> [REQUIRED TASK] Gather the lines from the material that contain "document".

> [RECORDS TO PROCESS]
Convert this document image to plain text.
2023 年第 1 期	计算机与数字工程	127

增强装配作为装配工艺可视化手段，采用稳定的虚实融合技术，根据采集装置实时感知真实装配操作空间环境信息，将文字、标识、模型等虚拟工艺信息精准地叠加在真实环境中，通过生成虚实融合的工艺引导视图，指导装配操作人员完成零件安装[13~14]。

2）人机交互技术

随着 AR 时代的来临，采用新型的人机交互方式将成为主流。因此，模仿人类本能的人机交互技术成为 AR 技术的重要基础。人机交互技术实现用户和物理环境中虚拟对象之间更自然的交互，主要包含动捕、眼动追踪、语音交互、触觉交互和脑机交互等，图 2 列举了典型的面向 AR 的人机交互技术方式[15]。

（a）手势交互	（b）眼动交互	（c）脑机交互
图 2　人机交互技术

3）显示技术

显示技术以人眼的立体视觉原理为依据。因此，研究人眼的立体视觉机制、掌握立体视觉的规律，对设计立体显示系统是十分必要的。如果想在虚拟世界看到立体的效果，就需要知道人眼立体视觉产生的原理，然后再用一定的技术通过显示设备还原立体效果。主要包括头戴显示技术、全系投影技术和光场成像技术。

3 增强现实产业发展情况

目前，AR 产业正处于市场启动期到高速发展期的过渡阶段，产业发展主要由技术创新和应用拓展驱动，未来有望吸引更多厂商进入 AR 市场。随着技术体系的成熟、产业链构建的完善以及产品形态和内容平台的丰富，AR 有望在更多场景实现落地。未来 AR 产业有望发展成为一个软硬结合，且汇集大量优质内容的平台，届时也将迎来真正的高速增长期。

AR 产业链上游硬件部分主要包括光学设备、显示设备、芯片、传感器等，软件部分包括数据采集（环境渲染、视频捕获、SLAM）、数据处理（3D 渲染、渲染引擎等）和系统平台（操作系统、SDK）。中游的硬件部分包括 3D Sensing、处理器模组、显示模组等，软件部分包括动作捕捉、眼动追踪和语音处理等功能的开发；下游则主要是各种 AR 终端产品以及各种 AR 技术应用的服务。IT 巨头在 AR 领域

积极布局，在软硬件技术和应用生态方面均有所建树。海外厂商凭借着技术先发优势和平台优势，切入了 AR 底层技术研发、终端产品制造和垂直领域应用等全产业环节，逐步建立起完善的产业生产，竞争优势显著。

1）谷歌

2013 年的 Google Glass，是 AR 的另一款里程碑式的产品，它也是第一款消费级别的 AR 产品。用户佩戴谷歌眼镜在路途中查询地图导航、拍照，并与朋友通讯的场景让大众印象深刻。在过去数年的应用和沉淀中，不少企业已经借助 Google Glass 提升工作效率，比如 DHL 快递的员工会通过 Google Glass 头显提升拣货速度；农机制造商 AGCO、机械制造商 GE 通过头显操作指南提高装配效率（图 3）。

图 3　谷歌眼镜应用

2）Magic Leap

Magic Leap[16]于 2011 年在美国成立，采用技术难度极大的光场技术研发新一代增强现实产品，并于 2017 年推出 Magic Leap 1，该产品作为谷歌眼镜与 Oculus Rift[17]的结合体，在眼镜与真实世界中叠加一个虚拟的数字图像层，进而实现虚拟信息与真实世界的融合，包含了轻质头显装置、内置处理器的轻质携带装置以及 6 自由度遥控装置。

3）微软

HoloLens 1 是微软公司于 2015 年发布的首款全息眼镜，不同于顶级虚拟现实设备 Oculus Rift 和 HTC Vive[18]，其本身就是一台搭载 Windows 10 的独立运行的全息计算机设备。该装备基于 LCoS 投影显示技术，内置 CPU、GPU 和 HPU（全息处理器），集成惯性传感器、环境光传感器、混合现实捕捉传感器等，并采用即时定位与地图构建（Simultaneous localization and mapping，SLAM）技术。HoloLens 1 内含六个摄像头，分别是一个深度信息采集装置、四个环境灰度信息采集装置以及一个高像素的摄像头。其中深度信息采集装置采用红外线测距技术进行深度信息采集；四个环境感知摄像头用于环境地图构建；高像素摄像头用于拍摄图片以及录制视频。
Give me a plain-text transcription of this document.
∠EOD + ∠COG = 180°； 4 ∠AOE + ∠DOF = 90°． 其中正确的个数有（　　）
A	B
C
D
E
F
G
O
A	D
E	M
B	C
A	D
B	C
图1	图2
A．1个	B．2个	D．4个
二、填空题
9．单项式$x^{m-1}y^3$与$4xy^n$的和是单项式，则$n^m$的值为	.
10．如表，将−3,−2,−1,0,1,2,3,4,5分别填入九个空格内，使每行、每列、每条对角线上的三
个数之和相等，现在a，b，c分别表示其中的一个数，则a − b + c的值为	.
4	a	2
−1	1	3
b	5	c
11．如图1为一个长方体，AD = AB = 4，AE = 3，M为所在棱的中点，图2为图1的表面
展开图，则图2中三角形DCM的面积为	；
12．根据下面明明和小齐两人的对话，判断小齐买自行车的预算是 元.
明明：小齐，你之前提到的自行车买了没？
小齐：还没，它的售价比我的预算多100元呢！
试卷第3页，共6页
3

> [OUTPUT FOR THIS TASK]
Convert this document image to plain text.
Give me a plain-text transcription of this document.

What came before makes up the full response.